** Begin Supplied records **

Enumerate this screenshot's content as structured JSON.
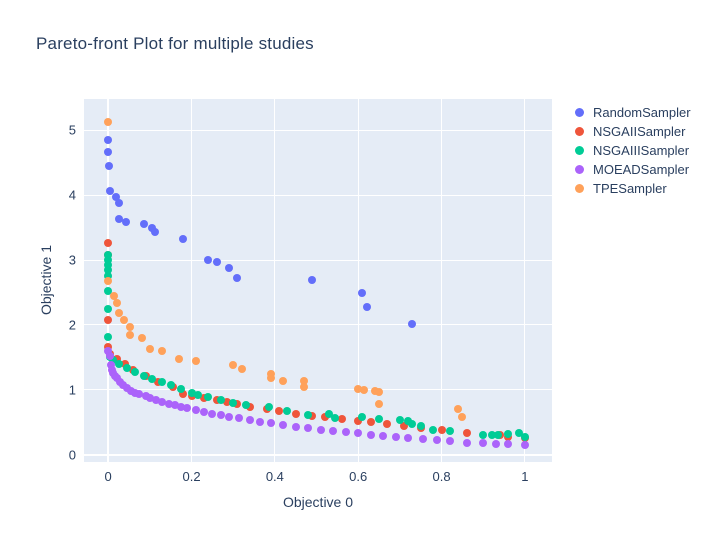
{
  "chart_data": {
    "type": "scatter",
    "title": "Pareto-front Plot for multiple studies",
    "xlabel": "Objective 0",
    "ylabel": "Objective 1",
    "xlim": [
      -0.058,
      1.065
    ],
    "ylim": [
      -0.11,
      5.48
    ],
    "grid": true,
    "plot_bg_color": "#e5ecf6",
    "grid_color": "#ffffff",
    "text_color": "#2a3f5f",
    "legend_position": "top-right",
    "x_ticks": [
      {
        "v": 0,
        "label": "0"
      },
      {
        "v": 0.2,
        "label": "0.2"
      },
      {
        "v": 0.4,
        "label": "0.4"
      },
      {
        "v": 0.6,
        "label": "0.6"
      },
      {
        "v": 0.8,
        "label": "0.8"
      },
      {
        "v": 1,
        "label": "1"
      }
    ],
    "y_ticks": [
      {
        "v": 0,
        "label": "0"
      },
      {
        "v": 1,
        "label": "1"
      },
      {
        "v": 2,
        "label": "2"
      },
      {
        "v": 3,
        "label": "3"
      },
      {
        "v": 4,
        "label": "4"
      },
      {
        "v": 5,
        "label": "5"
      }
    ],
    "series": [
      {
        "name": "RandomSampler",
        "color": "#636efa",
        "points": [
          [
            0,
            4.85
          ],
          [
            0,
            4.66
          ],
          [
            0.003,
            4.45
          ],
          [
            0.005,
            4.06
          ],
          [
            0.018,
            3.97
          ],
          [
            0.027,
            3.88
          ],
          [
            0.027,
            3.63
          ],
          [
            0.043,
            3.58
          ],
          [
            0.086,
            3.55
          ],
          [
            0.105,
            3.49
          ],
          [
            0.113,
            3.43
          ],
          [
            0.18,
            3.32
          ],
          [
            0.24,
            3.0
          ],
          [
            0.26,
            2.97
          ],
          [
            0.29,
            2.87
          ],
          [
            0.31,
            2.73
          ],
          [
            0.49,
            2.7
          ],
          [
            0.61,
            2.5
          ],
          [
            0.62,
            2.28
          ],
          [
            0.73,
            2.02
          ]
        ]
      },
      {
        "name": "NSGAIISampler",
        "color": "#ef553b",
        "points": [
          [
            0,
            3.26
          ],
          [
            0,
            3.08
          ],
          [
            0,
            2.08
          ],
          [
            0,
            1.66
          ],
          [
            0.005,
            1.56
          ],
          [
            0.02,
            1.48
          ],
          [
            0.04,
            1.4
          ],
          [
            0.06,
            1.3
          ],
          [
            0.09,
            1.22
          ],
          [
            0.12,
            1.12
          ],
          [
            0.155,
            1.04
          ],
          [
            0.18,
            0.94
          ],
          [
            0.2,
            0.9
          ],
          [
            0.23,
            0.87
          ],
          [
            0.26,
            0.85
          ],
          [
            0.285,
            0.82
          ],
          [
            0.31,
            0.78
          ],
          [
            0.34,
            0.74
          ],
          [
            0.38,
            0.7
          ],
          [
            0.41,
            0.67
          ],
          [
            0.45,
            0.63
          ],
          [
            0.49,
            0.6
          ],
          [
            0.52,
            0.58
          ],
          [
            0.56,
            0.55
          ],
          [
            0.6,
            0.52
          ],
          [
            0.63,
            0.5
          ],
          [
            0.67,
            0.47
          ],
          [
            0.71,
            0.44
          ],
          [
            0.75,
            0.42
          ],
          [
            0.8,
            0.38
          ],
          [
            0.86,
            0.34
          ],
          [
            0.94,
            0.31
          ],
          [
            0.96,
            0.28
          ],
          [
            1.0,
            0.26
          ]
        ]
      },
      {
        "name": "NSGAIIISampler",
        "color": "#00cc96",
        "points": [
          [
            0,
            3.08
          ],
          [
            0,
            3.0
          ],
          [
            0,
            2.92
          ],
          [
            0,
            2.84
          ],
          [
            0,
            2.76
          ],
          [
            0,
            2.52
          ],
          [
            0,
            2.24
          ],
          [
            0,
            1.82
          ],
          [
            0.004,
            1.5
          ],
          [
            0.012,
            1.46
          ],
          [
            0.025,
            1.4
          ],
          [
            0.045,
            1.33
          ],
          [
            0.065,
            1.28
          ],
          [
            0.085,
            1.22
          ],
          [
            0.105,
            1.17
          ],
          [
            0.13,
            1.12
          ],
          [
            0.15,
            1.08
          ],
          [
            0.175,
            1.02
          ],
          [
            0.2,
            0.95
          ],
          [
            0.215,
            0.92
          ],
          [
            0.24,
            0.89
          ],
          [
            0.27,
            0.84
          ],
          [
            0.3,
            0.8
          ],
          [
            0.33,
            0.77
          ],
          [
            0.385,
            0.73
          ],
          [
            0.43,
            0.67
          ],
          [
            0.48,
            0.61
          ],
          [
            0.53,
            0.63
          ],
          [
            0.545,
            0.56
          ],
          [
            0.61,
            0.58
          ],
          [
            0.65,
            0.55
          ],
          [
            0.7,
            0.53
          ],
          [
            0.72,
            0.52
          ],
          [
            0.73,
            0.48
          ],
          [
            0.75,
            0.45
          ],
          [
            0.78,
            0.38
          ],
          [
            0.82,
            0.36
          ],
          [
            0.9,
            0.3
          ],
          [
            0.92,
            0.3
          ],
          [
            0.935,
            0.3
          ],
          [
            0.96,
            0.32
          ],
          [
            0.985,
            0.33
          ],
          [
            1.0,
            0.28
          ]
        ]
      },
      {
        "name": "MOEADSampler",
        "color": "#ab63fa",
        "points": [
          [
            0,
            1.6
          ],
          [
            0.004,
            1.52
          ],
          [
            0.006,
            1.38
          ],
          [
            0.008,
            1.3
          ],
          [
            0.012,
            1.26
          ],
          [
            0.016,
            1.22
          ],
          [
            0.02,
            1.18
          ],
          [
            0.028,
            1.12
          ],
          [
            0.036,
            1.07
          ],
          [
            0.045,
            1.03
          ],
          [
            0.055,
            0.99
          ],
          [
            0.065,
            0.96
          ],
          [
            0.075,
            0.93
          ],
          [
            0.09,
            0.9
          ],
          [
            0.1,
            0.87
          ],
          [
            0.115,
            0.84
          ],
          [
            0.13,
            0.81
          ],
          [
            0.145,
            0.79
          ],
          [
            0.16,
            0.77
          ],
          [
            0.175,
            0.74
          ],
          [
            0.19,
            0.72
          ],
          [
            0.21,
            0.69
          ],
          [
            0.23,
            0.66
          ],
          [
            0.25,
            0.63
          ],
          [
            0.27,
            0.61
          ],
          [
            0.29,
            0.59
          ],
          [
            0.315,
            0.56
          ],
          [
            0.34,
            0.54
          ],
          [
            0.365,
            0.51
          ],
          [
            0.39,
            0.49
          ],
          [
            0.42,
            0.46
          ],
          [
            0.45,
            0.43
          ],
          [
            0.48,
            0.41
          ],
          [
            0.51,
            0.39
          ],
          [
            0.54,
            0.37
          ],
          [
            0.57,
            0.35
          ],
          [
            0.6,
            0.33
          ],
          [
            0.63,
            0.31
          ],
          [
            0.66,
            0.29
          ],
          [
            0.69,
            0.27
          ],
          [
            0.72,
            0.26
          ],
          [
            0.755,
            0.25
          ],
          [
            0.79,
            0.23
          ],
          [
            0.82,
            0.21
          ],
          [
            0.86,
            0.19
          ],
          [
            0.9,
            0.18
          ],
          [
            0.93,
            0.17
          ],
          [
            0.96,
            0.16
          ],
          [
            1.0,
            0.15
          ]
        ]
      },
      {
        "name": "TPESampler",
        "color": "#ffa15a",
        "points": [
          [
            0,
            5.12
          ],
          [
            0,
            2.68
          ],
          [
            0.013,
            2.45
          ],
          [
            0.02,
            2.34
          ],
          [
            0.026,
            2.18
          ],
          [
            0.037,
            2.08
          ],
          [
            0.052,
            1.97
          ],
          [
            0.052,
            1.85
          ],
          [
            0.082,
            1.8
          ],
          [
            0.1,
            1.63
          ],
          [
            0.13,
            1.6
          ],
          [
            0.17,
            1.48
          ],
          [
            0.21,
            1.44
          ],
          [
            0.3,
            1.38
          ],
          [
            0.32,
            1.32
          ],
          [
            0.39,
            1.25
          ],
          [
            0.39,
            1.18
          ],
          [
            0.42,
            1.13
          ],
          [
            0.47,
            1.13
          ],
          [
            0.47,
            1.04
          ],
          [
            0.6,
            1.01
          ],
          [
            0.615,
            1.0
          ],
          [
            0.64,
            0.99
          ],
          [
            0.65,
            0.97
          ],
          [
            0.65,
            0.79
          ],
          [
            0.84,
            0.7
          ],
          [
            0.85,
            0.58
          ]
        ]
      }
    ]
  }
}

** End Supplied records **

### Instruction
Of the lines in the entries, how many include the word "Objective"? State only the number.

### The completed task
2